Stored data
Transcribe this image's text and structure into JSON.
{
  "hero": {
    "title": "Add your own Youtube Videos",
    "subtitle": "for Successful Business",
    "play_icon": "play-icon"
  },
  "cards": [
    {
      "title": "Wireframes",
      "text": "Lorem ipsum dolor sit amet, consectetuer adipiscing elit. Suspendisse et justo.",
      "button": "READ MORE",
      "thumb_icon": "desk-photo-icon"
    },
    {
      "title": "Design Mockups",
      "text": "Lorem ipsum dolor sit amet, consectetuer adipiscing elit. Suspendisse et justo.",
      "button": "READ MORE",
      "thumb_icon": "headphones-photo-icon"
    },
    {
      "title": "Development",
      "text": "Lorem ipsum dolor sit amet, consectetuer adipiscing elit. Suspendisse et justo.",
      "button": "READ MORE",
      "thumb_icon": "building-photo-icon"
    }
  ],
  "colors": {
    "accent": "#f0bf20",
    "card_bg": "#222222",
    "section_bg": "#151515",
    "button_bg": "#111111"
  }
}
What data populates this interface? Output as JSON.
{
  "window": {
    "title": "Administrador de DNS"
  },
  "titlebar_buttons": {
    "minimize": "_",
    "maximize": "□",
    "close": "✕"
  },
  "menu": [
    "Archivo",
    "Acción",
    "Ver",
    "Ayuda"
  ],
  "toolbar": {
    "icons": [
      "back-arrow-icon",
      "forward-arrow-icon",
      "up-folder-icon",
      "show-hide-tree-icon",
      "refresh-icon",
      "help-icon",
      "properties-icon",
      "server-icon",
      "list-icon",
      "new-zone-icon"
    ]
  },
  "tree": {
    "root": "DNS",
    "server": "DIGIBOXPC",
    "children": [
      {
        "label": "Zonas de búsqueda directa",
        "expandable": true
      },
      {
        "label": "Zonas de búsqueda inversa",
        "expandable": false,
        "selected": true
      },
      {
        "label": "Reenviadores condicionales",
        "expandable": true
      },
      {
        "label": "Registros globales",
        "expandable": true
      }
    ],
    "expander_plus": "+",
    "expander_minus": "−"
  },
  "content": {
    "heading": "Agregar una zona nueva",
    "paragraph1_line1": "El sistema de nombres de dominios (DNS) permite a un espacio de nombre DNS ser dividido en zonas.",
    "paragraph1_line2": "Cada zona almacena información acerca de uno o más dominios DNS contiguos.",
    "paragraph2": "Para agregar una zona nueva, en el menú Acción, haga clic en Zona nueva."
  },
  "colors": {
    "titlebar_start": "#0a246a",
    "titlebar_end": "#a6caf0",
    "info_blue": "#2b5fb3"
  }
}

[Problem details]: Exactly as shown above, return every record.

[Task solution]:
Transcribe this image's text and structure into JSON.
{
  "hero": {
    "title": "Add your own Youtube Videos",
    "subtitle": "for Successful Business",
    "play_icon": "play-icon"
  },
  "cards": [
    {
      "title": "Wireframes",
      "text": "Lorem ipsum dolor sit amet, consectetuer adipiscing elit. Suspendisse et justo.",
      "button": "READ MORE",
      "thumb_icon": "desk-photo-icon"
    },
    {
      "title": "Design Mockups",
      "text": "Lorem ipsum dolor sit amet, consectetuer adipiscing elit. Suspendisse et justo.",
      "button": "READ MORE",
      "thumb_icon": "headphones-photo-icon"
    },
    {
      "title": "Development",
      "text": "Lorem ipsum dolor sit amet, consectetuer adipiscing elit. Suspendisse et justo.",
      "button": "READ MORE",
      "thumb_icon": "building-photo-icon"
    }
  ],
  "colors": {
    "accent": "#f0bf20",
    "card_bg": "#222222",
    "section_bg": "#151515",
    "button_bg": "#111111"
  }
}
What data populates this interface? Output as JSON.
{
  "window": {
    "title": "Administrador de DNS"
  },
  "titlebar_buttons": {
    "minimize": "_",
    "maximize": "□",
    "close": "✕"
  },
  "menu": [
    "Archivo",
    "Acción",
    "Ver",
    "Ayuda"
  ],
  "toolbar": {
    "icons": [
      "back-arrow-icon",
      "forward-arrow-icon",
      "up-folder-icon",
      "show-hide-tree-icon",
      "refresh-icon",
      "help-icon",
      "properties-icon",
      "server-icon",
      "list-icon",
      "new-zone-icon"
    ]
  },
  "tree": {
    "root": "DNS",
    "server": "DIGIBOXPC",
    "children": [
      {
        "label": "Zonas de búsqueda directa",
        "expandable": true
      },
      {
        "label": "Zonas de búsqueda inversa",
        "expandable": false,
        "selected": true
      },
      {
        "label": "Reenviadores condicionales",
        "expandable": true
      },
      {
        "label": "Registros globales",
        "expandable": true
      }
    ],
    "expander_plus": "+",
    "expander_minus": "−"
  },
  "content": {
    "heading": "Agregar una zona nueva",
    "paragraph1_line1": "El sistema de nombres de dominios (DNS) permite a un espacio de nombre DNS ser dividido en zonas.",
    "paragraph1_line2": "Cada zona almacena información acerca de uno o más dominios DNS contiguos.",
    "paragraph2": "Para agregar una zona nueva, en el menú Acción, haga clic en Zona nueva."
  },
  "colors": {
    "titlebar_start": "#0a246a",
    "titlebar_end": "#a6caf0",
    "info_blue": "#2b5fb3"
  }
}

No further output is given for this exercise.